• TASK REQUIREMENTS
1) In the exhibition review, what is Austin Haynes's A Most Excellent Supper printed on?
2) Decide whether each statement agrees with the exhibition review, answering yes or no and quoting the deciding words: (a) The exhibition is held at Rothick Art Haus. (b) Layal Idriss's TARDIS Umbrella is a large oil painting. (c) Brandi Dimino's Café is a triptych with backdrops laser-engraved onto wood panels.
3) Extend the exhibition review past its final sentence.

POPzilla Goes Back to the Future

POPzilla's Ryan Batcheller and Sam Carter, the nerd-culture mavens responsible for last year's Tim Burton tribute, have followed up that dynamite show with another exhibition at Rothick Art Haus. “TIME after TIME: A Tribute to Time Travel in Pop Culture” is an ode to the Michael J. Fox-starring Back to the Future trilogy. If you're a fan of those films, I expect you'll be thrilled. I was never enchanted by the them, however, and if you feel the same way, you may be less likely to think this exhibition is on par with the previous show.

Let me get the best of the Back to the Future fandom out of the way first: Michael Matsumoto's W8AMINIT combines three time-period-specific Marty McFlys with the clock-tower face, flux capacitor and LED readouts. It's a fine piece that would make a great cover for the 30th-anniversary boxed set; I chuckled at the Oedipal horror of Lea Thompson putting the moves on Fox in Jeff Delgado's digital cartoon Parked; look for Brandon Starr's very cool lenticular print, The McFly Kids. Move left or right, and all but Marty disappear; Brandi Dimino's rustic Café is a triptych of the Delorean with diner/Zone/saloon backdrops laser-engraved onto wood panels; lastly, Zack Gracia's Hoverboard, with Marty's cuffed jeans and basketball shoes in the frame, the bright colors of the board contrasting with a phantasmal background haze of green and LEDs.

Those taking more risks with their choices include Austin Haynes; his A Most Excellent Supper is a Da Vinci parody with characters from Bill & Ted's Excellent Adventure, but with the stroke of genius: It's digitally printed on metal. There's a lot going on in Anabelle Dimang's imaginative watercolor-and-ink An Army Matches on it's Stomach. Titled after a (misspelled) Napoleon quote, Dimang's work riffs on the Ziggy Piggy scene from Bill & Ted, Jacques-Louis David's iconic painting, and then throws in an ice cream pun for good measure. I was wholly charmed by Layal Idriss' petite watercolor, TARDIS Umbrella, with its row of yellow stars hanging by strings above the mini blue raingear and the tip a tiny blue police box.

Kudos for branching out go to Where It Started, Jemely and Jeremy Jayme's vision of Booker and Elizabeth from the video game Bioshock Infinite. A dinosaur licks its chops in Luke Flowers' tongue-in-cheek Wrong Place, Wrong Time, as cartoon versions of Bill and Ted, Marty and Doc Brown, and Rod Taylor holding a dead Moorlock from the 1960 version of The Time Machine, all standing in front of a junk pile of their demolished, crash-landed time machines. I wish I owned Chris Williams' exquisite, acrylic on wood Día de los Muertos-esque TARDIS, complete with delicate fez-hatted skull poking out from the glowing doors. Bimal Gorajia's snarky revamp poster for Midnight in Paris substitutes the names of the actors for the artists they played, save Owen Wilson (who no one takes seriously as an artist, anyway). Last, but not least, I bow before the talented Tracie Cotta: Her two dioramas—Adventure in Time and Space's TARDIS floating through the white flecks of painted stars and It's an Excellent Adventure After All, her mash-up of Bill & Ted and Disneyland's It's a Small World—are superbly inspired.

• MATERIAL
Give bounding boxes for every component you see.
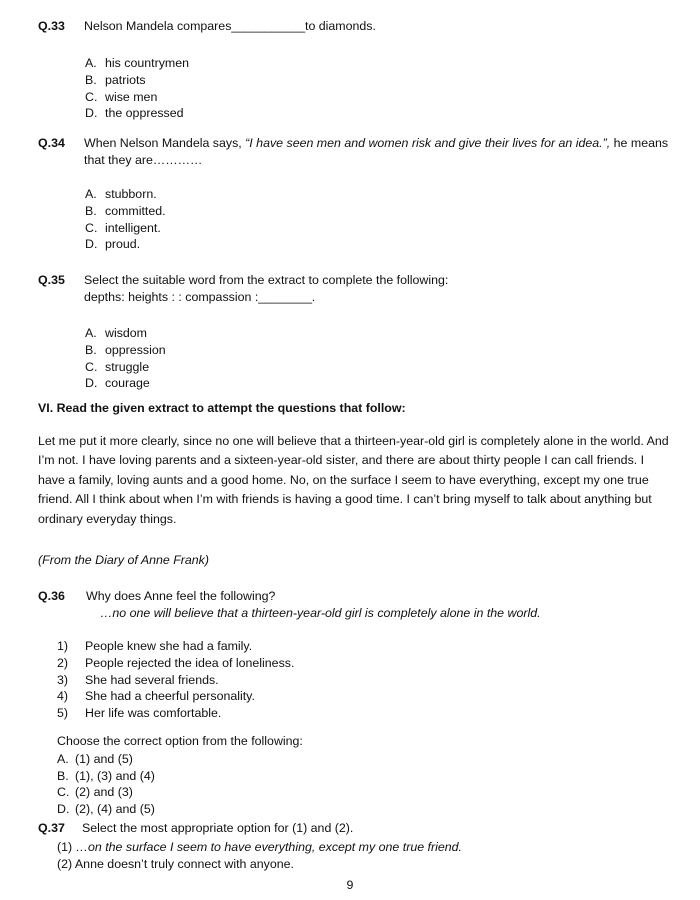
question-q35 [38,272,598,305]
option-letter: B. [85,203,97,218]
option-q34-d[interactable] [85,236,405,253]
option-letter: C. [57,785,70,800]
option-label: patriots [105,72,146,87]
option-q35-b[interactable] [85,342,405,359]
option-letter: C. [85,89,98,104]
option-label: wise men [105,89,158,104]
section-heading-vi: VI. Read the given extract to attempt the questions that follow: [38,401,406,415]
option-q33-b[interactable] [85,72,405,89]
option-q36-b[interactable] [57,768,477,785]
question-text-q34 [84,135,670,168]
option-letter: B. [57,768,69,783]
option-letter: D. [57,802,70,817]
q34-quote: “I have seen men and women risk and give their lives for an idea.”, [245,136,611,150]
option-letter: C. [85,359,98,374]
statement-text: She had several friends. [85,672,219,687]
statement-label: 5) [57,706,69,721]
question-q33 [38,18,658,35]
q33-blank: ___________ [231,19,305,33]
option-label: committed. [105,203,166,218]
options-q34 [85,186,405,253]
statement-text: People knew she had a family. [85,639,253,653]
question-number-q34: Q.34 [38,136,65,150]
option-q33-c[interactable] [85,89,405,106]
option-q34-a[interactable] [85,186,405,203]
option-q35-a[interactable] [85,325,405,342]
option-label: courage [105,376,150,391]
option-q33-a[interactable] [85,55,405,72]
question-text-q37: Select the most appropriate option for (1) and (2). [82,821,354,835]
option-q33-d[interactable] [85,105,405,122]
question-number-q36: Q.36 [38,589,65,603]
substatements-q37 [57,839,657,873]
option-label: (2), (4) and (5) [75,802,155,817]
option-q36-c[interactable] [57,784,477,801]
question-q36 [38,588,658,621]
statement-text: Her life was comfortable. [85,706,222,721]
option-label: (1) and (5) [75,751,133,766]
substatement-text: …on the surface I seem to have everything, except my one true friend. [75,840,462,854]
option-label: stubborn. [105,187,157,201]
q34-tail: he means that they are………… [84,136,669,167]
option-label: (1), (3) and (4) [75,768,155,783]
q35-line2 [84,289,598,306]
q35-blank: ________ [258,289,312,304]
option-label: the oppressed [105,106,184,121]
option-label: proud. [105,237,141,252]
substatement-text: Anne doesn’t truly connect with anyone. [74,856,294,871]
q36-prompt: Why does Anne feel the following? [86,589,276,603]
option-letter: A. [57,751,69,766]
option-letter: D. [85,237,98,252]
question-text-q36 [86,588,658,621]
statement-2 [57,655,477,672]
option-label: (2) and (3) [75,785,133,800]
option-letter: C. [85,220,98,235]
option-label: his countrymen [105,56,190,70]
option-letter: D. [85,106,98,121]
reading-extract: Let me put it more clearly, since no one will believe that a thirteen-year-old girl is completely alone in the world. And I’m not. I have loving parents and a sixteen-year-old sister, and there are about thirty people I can call friends. I have a family, loving aunts and a good home. No, on the surface I seem to have everything, except my one true friend. All I think about when I’m with friends is having a good time. I can’t bring myself to talk about anything but ordinary everyday things. [38,434,669,526]
choose-option-lead: Choose the correct option from the following: [57,734,303,748]
q33-stem-before: Nelson Mandela compares [84,19,232,33]
statement-text: She had a cheerful personality. [85,689,255,704]
page-number: 9 [346,878,354,892]
question-text-q33 [84,18,658,35]
substatement-1 [57,839,657,856]
option-q34-c[interactable] [85,220,405,237]
option-letter: A. [85,326,97,340]
extract-attribution: (From the Diary of Anne Frank) [38,553,209,567]
substatement-label: (2) [57,856,73,871]
question-number-q35: Q.35 [38,273,65,287]
statement-5 [57,705,477,722]
statement-label: 1) [57,639,69,653]
option-letter: A. [85,187,97,201]
option-label: struggle [105,359,150,374]
statement-label: 4) [57,689,69,704]
option-letter: B. [85,342,97,357]
statement-label: 3) [57,672,69,687]
q35-period: . [311,289,316,304]
option-letter: A. [85,56,97,70]
statement-label: 2) [57,655,69,670]
option-letter: B. [85,72,97,87]
option-q36-a[interactable] [57,751,477,768]
question-q37 [38,820,638,837]
question-number-q33: Q.33 [38,19,65,33]
option-label: wisdom [105,326,147,340]
option-q35-d[interactable] [85,375,405,392]
question-q34 [38,135,670,168]
substatement-label: (1) [57,840,73,854]
question-number-q37: Q.37 [38,821,65,835]
options-q36 [57,733,477,818]
option-letter: D. [85,376,98,391]
option-q36-d[interactable] [57,801,477,818]
q33-stem-after: to diamonds. [305,19,376,33]
statement-4 [57,688,477,705]
q35-line1: Select the suitable word from the extract to complete the following: [84,273,449,287]
options-q35 [85,325,405,392]
statement-1 [57,638,477,655]
option-q35-c[interactable] [85,359,405,376]
statements-q36 [57,638,477,722]
statement-3 [57,672,477,689]
q34-lead: When Nelson Mandela says, [84,136,242,150]
q35-analogy: depths: heights : : compassion : [84,289,259,304]
option-q34-b[interactable] [85,203,405,220]
statement-text: People rejected the idea of loneliness. [85,655,295,670]
option-label: intelligent. [105,220,161,235]
option-label: oppression [105,342,166,357]
q36-quote: …no one will believe that a thirteen-year-old girl is completely alone in the world. [100,605,541,620]
question-text-q35 [84,272,598,305]
options-q33 [85,55,405,122]
substatement-2 [57,856,657,873]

• RESPONSES BY TASK
1) It is digitally printed on metal.

2)
(a) Yes: "have followed up that dynamite show with another exhibition at Rothick Art Haus"
(b) No: "Layal Idriss' petite watercolor, TARDIS Umbrella"
(c) Yes: "a triptych of the Delorean with diner/Zone/saloon backdrops laser-engraved onto wood panels"

3)
There are also a couple of missteps, the worst by Carter and Batcheller: Carter's delightful watercolor on paper Vortex Goggles On!—with Calvin and Hobbes flying their cardboard box directly at a pack of Mesozoic dinosaurs—falls into Shepard Fairey territory, the work too close a copy of Bill Watterson's original illustration to offer anything else. It's a shame, too, because he's imaginative enough that I would have liked to see his take. While I liked his trio of cartoon caricature Biff incarnations from Back to the Future, Batcheller's portrait of a sonic screwdriver-wielding David Tennant will send any serious Doctor Who fan bonkers by discombobulating the doctor's “wibbly wobbly, timey wimey . . . stuff” quote as “Whimsy Wobbly Timey Wimey.”

Loaded as the show is with art inspired by alternative time-travel stories—Futurama, Meet the Andersons, Peabody and Sherman, Time Bandits, and Army of Darkness, among others—there's a lot more attention paid to Back to the Future, a film that's clearly near and dear to the curators' hearts. Understandable, but just two references to the novel and film that started it all, H.G. Wells' The Time Machine? I appreciate the allusion to the Nicholas Meyer H.G. Wells-vs.-Jack the Ripper film from 1979 by titling the exhibition Time After Time, but not a single piece of art inspired by it? No Star Trek IV, 12 Monkeys, Groundhog Day, Somewhere in Time or even The Butterfly Effect? No TV shows such as Quantum Leap or Land of the Lost? It's also worth mentioning the amount of wall space taken up by Carter and Batcheller's art. No denying their work is good and deserves to be seen, but here's hoping the next show they produce will involve them doing a bit more curating and a little less self-promotion.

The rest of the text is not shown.